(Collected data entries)
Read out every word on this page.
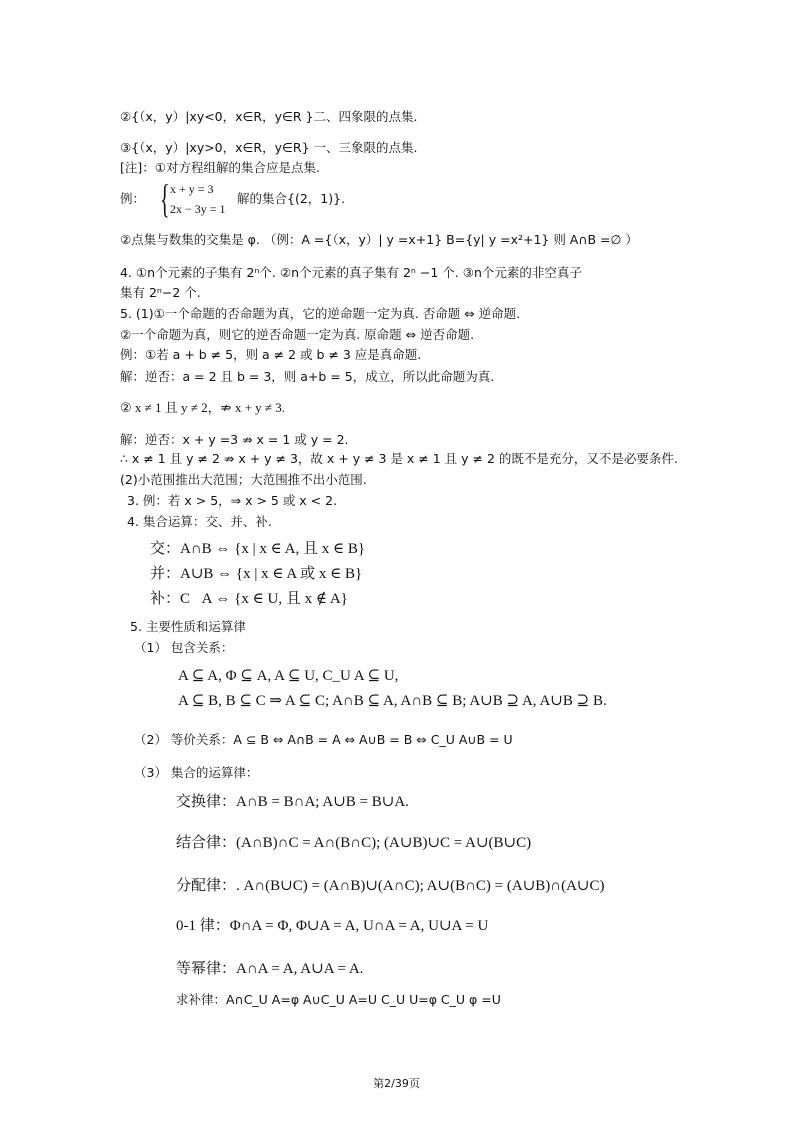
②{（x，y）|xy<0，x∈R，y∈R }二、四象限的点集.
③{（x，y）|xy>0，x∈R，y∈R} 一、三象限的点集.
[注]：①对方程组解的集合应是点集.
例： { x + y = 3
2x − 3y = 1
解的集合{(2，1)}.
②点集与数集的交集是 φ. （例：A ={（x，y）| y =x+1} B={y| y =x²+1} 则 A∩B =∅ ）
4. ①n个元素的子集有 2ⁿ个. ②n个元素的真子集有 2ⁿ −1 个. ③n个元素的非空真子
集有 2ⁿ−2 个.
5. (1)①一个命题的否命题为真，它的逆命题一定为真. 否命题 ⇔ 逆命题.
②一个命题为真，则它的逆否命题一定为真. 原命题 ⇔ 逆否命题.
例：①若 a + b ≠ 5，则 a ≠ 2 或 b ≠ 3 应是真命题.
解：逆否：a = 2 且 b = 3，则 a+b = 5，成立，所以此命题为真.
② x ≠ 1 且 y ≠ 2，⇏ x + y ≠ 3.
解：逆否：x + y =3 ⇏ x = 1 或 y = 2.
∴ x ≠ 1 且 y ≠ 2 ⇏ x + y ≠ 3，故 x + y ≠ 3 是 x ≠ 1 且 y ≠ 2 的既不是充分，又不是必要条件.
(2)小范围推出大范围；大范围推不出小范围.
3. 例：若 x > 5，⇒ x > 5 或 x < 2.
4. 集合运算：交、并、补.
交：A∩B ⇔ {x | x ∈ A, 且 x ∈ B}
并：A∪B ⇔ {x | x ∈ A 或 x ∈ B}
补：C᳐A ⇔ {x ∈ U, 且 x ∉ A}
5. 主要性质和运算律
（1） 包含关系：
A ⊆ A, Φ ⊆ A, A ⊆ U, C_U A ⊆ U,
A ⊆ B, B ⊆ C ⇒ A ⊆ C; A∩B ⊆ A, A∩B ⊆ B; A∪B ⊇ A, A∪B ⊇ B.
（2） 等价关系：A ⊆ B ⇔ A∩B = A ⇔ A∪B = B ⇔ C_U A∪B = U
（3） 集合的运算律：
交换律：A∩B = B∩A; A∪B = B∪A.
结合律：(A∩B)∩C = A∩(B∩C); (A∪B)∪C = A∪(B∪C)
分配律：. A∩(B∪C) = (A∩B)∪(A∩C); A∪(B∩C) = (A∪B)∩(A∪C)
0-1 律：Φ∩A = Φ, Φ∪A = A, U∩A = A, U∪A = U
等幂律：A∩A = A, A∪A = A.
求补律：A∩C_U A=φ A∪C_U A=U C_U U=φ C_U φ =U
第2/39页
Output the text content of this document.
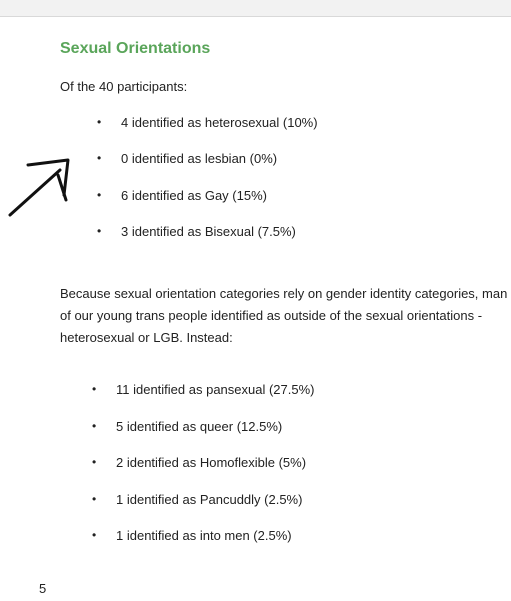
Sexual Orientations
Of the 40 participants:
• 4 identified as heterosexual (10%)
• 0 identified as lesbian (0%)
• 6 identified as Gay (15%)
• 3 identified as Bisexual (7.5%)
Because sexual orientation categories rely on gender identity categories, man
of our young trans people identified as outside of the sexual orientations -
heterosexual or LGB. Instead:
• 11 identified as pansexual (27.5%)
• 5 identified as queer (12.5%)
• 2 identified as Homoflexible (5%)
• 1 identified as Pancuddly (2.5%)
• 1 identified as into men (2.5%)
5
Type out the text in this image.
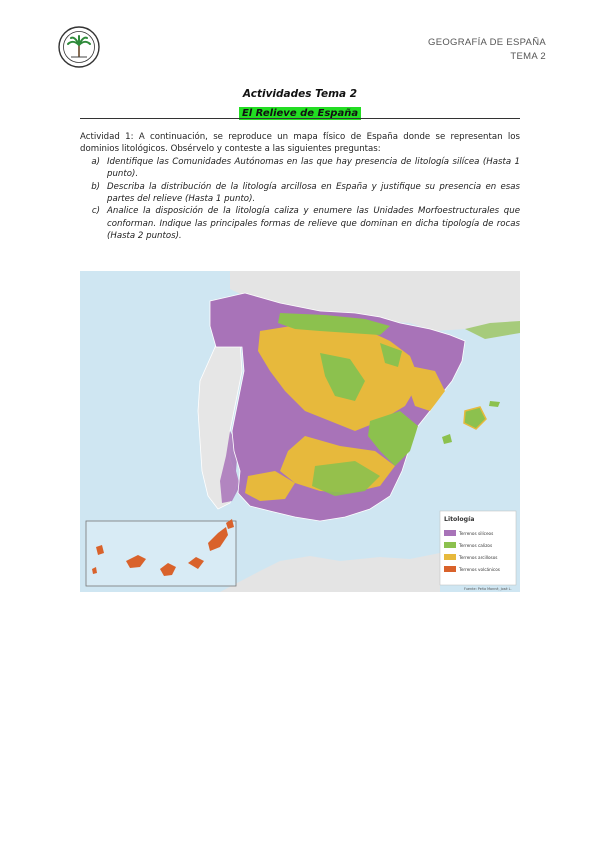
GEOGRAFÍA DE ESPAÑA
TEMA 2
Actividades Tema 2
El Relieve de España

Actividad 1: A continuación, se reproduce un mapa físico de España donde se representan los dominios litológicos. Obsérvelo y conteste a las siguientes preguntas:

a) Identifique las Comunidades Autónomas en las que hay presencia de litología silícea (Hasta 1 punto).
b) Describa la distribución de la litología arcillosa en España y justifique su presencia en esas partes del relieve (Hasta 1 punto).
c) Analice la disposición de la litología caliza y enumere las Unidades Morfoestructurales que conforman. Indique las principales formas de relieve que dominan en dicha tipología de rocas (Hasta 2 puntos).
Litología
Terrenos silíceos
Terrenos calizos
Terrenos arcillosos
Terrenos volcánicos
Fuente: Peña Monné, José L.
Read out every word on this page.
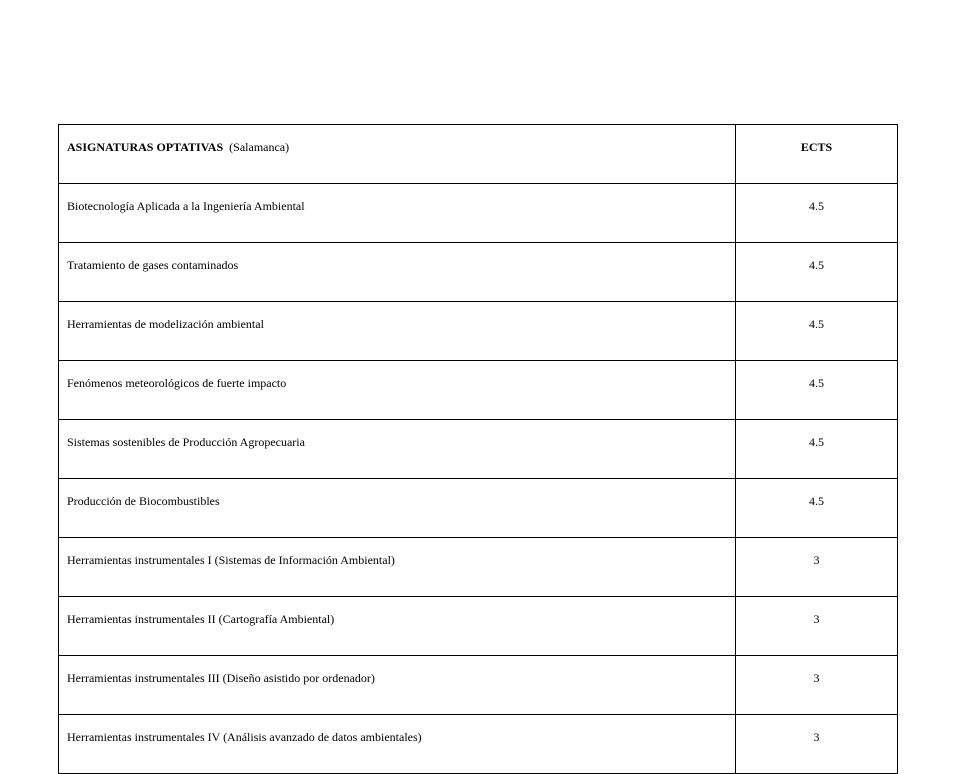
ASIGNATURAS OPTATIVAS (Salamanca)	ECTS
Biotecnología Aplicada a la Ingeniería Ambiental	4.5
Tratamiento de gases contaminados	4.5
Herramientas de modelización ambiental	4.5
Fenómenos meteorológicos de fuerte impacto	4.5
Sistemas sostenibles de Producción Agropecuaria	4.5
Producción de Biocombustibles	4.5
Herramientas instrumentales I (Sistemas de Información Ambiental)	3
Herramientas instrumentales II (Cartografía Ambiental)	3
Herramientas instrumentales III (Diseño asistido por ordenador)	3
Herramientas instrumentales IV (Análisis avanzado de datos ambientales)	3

» What you need to do
Output the data above without changes, apart from leaving out the pictures.

» Written reply
Read out every word on this page.
②{（x，y）|xy<0，x∈R，y∈R }二、四象限的点集.
③{（x，y）|xy>0，x∈R，y∈R} 一、三象限的点集.
[注]：①对方程组解的集合应是点集.
例： { x + y = 3
2x − 3y = 1
解的集合{(2，1)}.
②点集与数集的交集是 φ. （例：A ={（x，y）| y =x+1} B={y| y =x²+1} 则 A∩B =∅ ）
4. ①n个元素的子集有 2ⁿ个. ②n个元素的真子集有 2ⁿ −1 个. ③n个元素的非空真子
集有 2ⁿ−2 个.
5. (1)①一个命题的否命题为真，它的逆命题一定为真. 否命题 ⇔ 逆命题.
②一个命题为真，则它的逆否命题一定为真. 原命题 ⇔ 逆否命题.
例：①若 a + b ≠ 5，则 a ≠ 2 或 b ≠ 3 应是真命题.
解：逆否：a = 2 且 b = 3，则 a+b = 5，成立，所以此命题为真.
② x ≠ 1 且 y ≠ 2，⇏ x + y ≠ 3.
解：逆否：x + y =3 ⇏ x = 1 或 y = 2.
∴ x ≠ 1 且 y ≠ 2 ⇏ x + y ≠ 3，故 x + y ≠ 3 是 x ≠ 1 且 y ≠ 2 的既不是充分，又不是必要条件.
(2)小范围推出大范围；大范围推不出小范围.
3. 例：若 x > 5，⇒ x > 5 或 x < 2.
4. 集合运算：交、并、补.
交：A∩B ⇔ {x | x ∈ A, 且 x ∈ B}
并：A∪B ⇔ {x | x ∈ A 或 x ∈ B}
补：C᳐A ⇔ {x ∈ U, 且 x ∉ A}
5. 主要性质和运算律
（1） 包含关系：
A ⊆ A, Φ ⊆ A, A ⊆ U, C_U A ⊆ U,
A ⊆ B, B ⊆ C ⇒ A ⊆ C; A∩B ⊆ A, A∩B ⊆ B; A∪B ⊇ A, A∪B ⊇ B.
（2） 等价关系：A ⊆ B ⇔ A∩B = A ⇔ A∪B = B ⇔ C_U A∪B = U
（3） 集合的运算律：
交换律：A∩B = B∩A; A∪B = B∪A.
结合律：(A∩B)∩C = A∩(B∩C); (A∪B)∪C = A∪(B∪C)
分配律：. A∩(B∪C) = (A∩B)∪(A∩C); A∪(B∩C) = (A∪B)∩(A∪C)
0-1 律：Φ∩A = Φ, Φ∪A = A, U∩A = A, U∪A = U
等幂律：A∩A = A, A∪A = A.
求补律：A∩C_U A=φ A∪C_U A=U C_U U=φ C_U φ =U
第2/39页
Output the text content of this document.
Sexual Orientations
Of the 40 participants:
• 4 identified as heterosexual (10%)
• 0 identified as lesbian (0%)
• 6 identified as Gay (15%)
• 3 identified as Bisexual (7.5%)
Because sexual orientation categories rely on gender identity categories, man
of our young trans people identified as outside of the sexual orientations -
heterosexual or LGB. Instead:
• 11 identified as pansexual (27.5%)
• 5 identified as queer (12.5%)
• 2 identified as Homoflexible (5%)
• 1 identified as Pancuddly (2.5%)
• 1 identified as into men (2.5%)
5
Type out the text in this image.
GEOGRAFÍA DE ESPAÑA
TEMA 2
Actividades Tema 2
El Relieve de España

Actividad 1: A continuación, se reproduce un mapa físico de España donde se representan los dominios litológicos. Obsérvelo y conteste a las siguientes preguntas:

a) Identifique las Comunidades Autónomas en las que hay presencia de litología silícea (Hasta 1 punto).
b) Describa la distribución de la litología arcillosa en España y justifique su presencia en esas partes del relieve (Hasta 1 punto).
c) Analice la disposición de la litología caliza y enumere las Unidades Morfoestructurales que conforman. Indique las principales formas de relieve que dominan en dicha tipología de rocas (Hasta 2 puntos).
Litología
Terrenos silíceos
Terrenos calizos
Terrenos arcillosos
Terrenos volcánicos
Fuente: Peña Monné, José L.
Read out every word on this page.
ASIGNATURAS OPTATIVAS (Salamanca)	ECTS
Biotecnología Aplicada a la Ingeniería Ambiental	4.5
Tratamiento de gases contaminados	4.5
Herramientas de modelización ambiental	4.5
Fenómenos meteorológicos de fuerte impacto	4.5
Sistemas sostenibles de Producción Agropecuaria	4.5
Producción de Biocombustibles	4.5
Herramientas instrumentales I (Sistemas de Información Ambiental)	3
Herramientas instrumentales II (Cartografía Ambiental)	3
Herramientas instrumentales III (Diseño asistido por ordenador)	3
Herramientas instrumentales IV (Análisis avanzado de datos ambientales)	3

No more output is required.